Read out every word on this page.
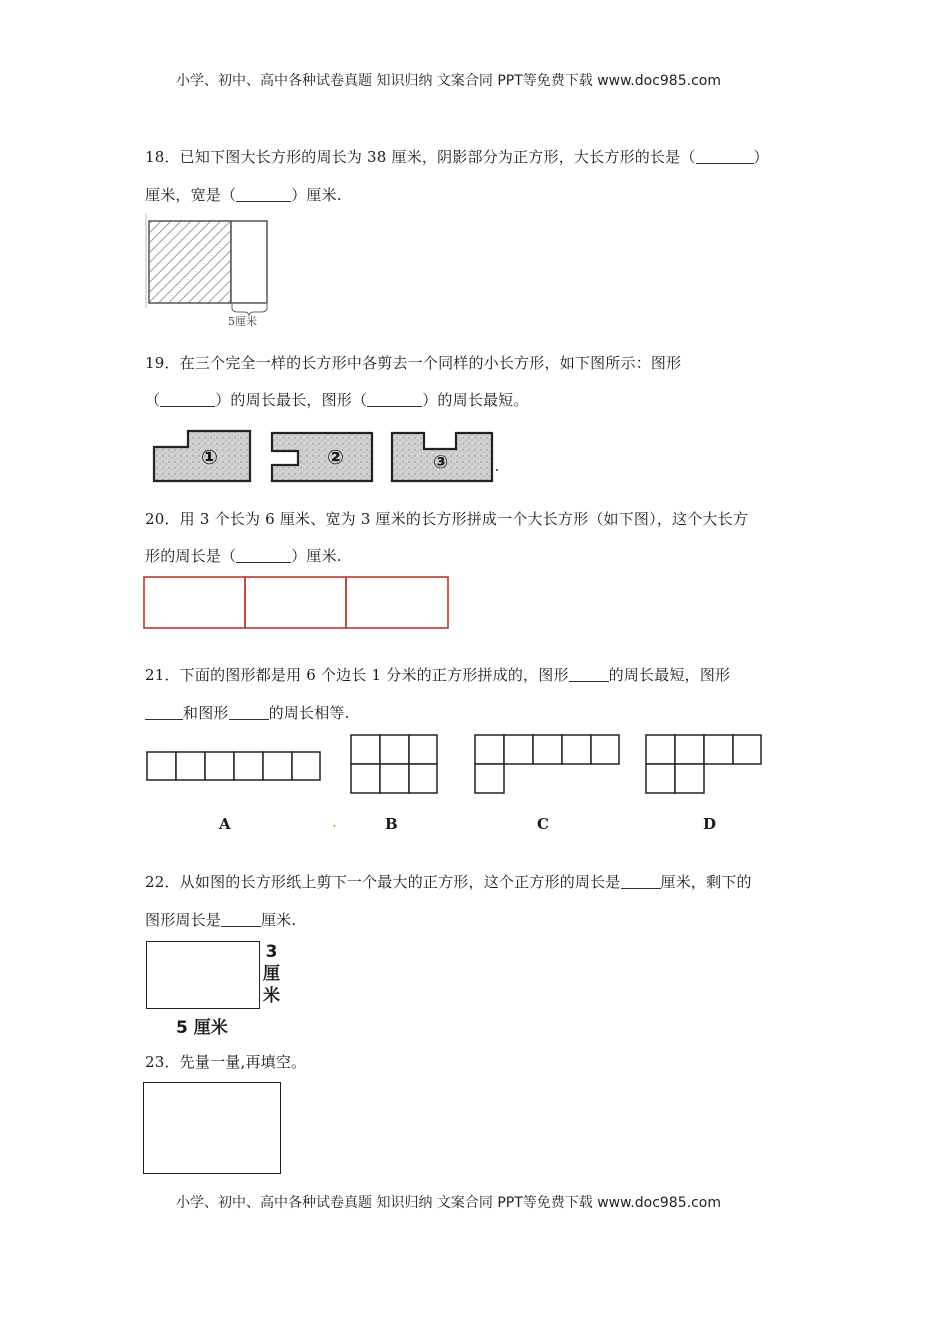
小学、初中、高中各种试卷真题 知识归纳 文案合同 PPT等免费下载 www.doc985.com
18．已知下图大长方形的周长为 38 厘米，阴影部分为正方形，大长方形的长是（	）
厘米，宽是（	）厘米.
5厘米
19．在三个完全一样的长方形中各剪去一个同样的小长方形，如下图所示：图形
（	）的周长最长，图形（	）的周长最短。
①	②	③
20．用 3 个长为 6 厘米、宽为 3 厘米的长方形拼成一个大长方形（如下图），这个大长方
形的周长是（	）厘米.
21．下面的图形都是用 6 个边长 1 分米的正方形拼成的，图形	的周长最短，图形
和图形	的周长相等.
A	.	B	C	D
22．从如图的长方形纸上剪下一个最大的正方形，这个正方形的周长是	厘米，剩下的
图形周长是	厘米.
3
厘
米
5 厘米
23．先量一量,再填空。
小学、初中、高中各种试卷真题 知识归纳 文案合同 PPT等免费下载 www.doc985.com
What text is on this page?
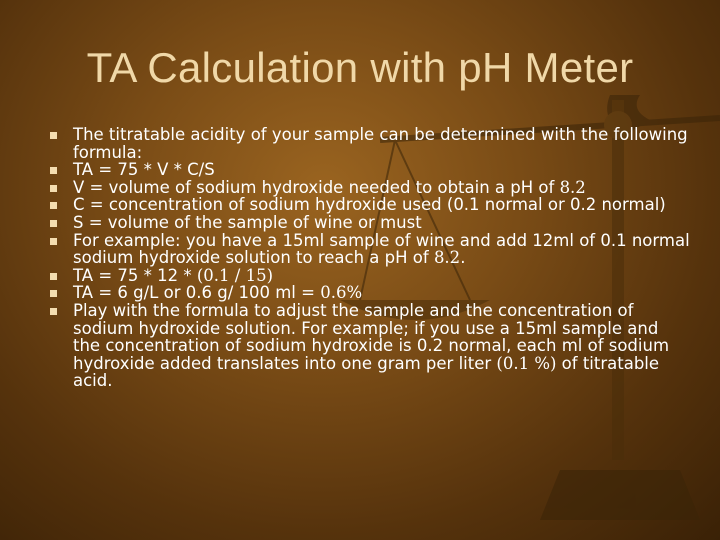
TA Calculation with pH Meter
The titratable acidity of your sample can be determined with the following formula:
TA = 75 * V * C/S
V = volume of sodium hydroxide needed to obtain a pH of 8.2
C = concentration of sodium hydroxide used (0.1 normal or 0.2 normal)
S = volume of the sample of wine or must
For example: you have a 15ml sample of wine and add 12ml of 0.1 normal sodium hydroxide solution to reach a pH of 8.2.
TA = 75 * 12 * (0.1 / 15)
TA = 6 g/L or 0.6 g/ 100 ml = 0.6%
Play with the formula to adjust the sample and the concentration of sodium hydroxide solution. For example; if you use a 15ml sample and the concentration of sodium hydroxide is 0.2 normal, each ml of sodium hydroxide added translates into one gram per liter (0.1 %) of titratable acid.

################

**Written task**
Looking at the data above, how many lines hold the word "wine"? Respond with the number alone.

**Written reply**
2